--- START OF Input for this task ---
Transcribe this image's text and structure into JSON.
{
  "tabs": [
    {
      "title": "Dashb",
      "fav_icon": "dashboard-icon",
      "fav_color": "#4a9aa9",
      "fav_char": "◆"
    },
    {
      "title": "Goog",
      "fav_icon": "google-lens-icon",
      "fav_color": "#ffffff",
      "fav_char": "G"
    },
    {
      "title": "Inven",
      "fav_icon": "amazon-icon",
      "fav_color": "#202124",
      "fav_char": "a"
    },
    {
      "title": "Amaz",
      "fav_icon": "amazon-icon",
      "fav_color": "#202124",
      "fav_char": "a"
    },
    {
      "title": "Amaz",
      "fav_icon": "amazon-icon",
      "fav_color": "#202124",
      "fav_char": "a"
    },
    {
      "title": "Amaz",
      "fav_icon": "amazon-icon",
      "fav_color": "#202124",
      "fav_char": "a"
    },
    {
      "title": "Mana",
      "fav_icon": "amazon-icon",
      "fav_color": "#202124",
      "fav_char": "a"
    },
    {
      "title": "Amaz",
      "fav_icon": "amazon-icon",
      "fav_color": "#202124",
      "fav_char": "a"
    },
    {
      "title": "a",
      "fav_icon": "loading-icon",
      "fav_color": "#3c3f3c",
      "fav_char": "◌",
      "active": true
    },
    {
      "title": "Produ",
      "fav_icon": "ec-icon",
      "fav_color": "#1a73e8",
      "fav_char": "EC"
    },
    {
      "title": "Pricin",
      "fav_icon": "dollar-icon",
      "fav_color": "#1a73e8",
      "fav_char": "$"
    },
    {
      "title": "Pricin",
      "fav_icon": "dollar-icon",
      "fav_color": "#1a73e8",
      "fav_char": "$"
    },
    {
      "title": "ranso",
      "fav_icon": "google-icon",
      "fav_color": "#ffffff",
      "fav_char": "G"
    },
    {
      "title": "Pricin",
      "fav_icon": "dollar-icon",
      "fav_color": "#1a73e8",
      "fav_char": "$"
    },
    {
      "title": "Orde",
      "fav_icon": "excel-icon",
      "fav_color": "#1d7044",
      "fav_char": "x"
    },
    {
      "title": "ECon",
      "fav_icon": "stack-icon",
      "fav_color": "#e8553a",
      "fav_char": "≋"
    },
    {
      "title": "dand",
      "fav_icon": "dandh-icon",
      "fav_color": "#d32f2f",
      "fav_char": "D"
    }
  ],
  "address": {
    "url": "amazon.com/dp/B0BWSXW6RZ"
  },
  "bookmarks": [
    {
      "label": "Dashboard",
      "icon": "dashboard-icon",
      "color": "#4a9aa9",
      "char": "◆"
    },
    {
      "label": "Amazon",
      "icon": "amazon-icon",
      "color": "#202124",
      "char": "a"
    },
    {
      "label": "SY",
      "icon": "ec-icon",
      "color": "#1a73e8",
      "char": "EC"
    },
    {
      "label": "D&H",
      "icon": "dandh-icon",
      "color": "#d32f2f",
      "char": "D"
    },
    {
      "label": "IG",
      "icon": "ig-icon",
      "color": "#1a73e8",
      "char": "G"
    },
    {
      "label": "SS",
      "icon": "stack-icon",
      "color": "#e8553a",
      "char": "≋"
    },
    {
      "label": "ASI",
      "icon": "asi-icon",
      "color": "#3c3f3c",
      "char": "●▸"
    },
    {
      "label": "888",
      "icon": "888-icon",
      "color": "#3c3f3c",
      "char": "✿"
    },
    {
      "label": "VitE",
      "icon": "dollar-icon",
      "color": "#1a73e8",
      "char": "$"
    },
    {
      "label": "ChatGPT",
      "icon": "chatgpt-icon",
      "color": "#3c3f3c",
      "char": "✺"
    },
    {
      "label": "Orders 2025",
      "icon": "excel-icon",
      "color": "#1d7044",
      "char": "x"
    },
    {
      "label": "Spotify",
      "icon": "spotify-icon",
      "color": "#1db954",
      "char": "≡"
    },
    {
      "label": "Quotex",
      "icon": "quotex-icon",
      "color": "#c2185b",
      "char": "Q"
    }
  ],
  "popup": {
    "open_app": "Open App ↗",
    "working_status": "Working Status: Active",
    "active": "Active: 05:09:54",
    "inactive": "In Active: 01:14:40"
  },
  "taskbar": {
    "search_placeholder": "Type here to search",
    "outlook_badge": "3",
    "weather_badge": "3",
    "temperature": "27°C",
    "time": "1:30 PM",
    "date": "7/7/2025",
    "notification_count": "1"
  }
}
--- END OF Input for this task ---
Reproduce every line of the data verbatim.

Transcribe this image's text and structure into JSON.
{
  "tabs": [
    {
      "title": "Dashb",
      "fav_icon": "dashboard-icon",
      "fav_color": "#4a9aa9",
      "fav_char": "◆"
    },
    {
      "title": "Goog",
      "fav_icon": "google-lens-icon",
      "fav_color": "#ffffff",
      "fav_char": "G"
    },
    {
      "title": "Inven",
      "fav_icon": "amazon-icon",
      "fav_color": "#202124",
      "fav_char": "a"
    },
    {
      "title": "Amaz",
      "fav_icon": "amazon-icon",
      "fav_color": "#202124",
      "fav_char": "a"
    },
    {
      "title": "Amaz",
      "fav_icon": "amazon-icon",
      "fav_color": "#202124",
      "fav_char": "a"
    },
    {
      "title": "Amaz",
      "fav_icon": "amazon-icon",
      "fav_color": "#202124",
      "fav_char": "a"
    },
    {
      "title": "Mana",
      "fav_icon": "amazon-icon",
      "fav_color": "#202124",
      "fav_char": "a"
    },
    {
      "title": "Amaz",
      "fav_icon": "amazon-icon",
      "fav_color": "#202124",
      "fav_char": "a"
    },
    {
      "title": "a",
      "fav_icon": "loading-icon",
      "fav_color": "#3c3f3c",
      "fav_char": "◌",
      "active": true
    },
    {
      "title": "Produ",
      "fav_icon": "ec-icon",
      "fav_color": "#1a73e8",
      "fav_char": "EC"
    },
    {
      "title": "Pricin",
      "fav_icon": "dollar-icon",
      "fav_color": "#1a73e8",
      "fav_char": "$"
    },
    {
      "title": "Pricin",
      "fav_icon": "dollar-icon",
      "fav_color": "#1a73e8",
      "fav_char": "$"
    },
    {
      "title": "ranso",
      "fav_icon": "google-icon",
      "fav_color": "#ffffff",
      "fav_char": "G"
    },
    {
      "title": "Pricin",
      "fav_icon": "dollar-icon",
      "fav_color": "#1a73e8",
      "fav_char": "$"
    },
    {
      "title": "Orde",
      "fav_icon": "excel-icon",
      "fav_color": "#1d7044",
      "fav_char": "x"
    },
    {
      "title": "ECon",
      "fav_icon": "stack-icon",
      "fav_color": "#e8553a",
      "fav_char": "≋"
    },
    {
      "title": "dand",
      "fav_icon": "dandh-icon",
      "fav_color": "#d32f2f",
      "fav_char": "D"
    }
  ],
  "address": {
    "url": "amazon.com/dp/B0BWSXW6RZ"
  },
  "bookmarks": [
    {
      "label": "Dashboard",
      "icon": "dashboard-icon",
      "color": "#4a9aa9",
      "char": "◆"
    },
    {
      "label": "Amazon",
      "icon": "amazon-icon",
      "color": "#202124",
      "char": "a"
    },
    {
      "label": "SY",
      "icon": "ec-icon",
      "color": "#1a73e8",
      "char": "EC"
    },
    {
      "label": "D&H",
      "icon": "dandh-icon",
      "color": "#d32f2f",
      "char": "D"
    },
    {
      "label": "IG",
      "icon": "ig-icon",
      "color": "#1a73e8",
      "char": "G"
    },
    {
      "label": "SS",
      "icon": "stack-icon",
      "color": "#e8553a",
      "char": "≋"
    },
    {
      "label": "ASI",
      "icon": "asi-icon",
      "color": "#3c3f3c",
      "char": "●▸"
    },
    {
      "label": "888",
      "icon": "888-icon",
      "color": "#3c3f3c",
      "char": "✿"
    },
    {
      "label": "VitE",
      "icon": "dollar-icon",
      "color": "#1a73e8",
      "char": "$"
    },
    {
      "label": "ChatGPT",
      "icon": "chatgpt-icon",
      "color": "#3c3f3c",
      "char": "✺"
    },
    {
      "label": "Orders 2025",
      "icon": "excel-icon",
      "color": "#1d7044",
      "char": "x"
    },
    {
      "label": "Spotify",
      "icon": "spotify-icon",
      "color": "#1db954",
      "char": "≡"
    },
    {
      "label": "Quotex",
      "icon": "quotex-icon",
      "color": "#c2185b",
      "char": "Q"
    }
  ],
  "popup": {
    "open_app": "Open App ↗",
    "working_status": "Working Status: Active",
    "active": "Active: 05:09:54",
    "inactive": "In Active: 01:14:40"
  },
  "taskbar": {
    "search_placeholder": "Type here to search",
    "outlook_badge": "3",
    "weather_badge": "3",
    "temperature": "27°C",
    "time": "1:30 PM",
    "date": "7/7/2025",
    "notification_count": "1"
  }
}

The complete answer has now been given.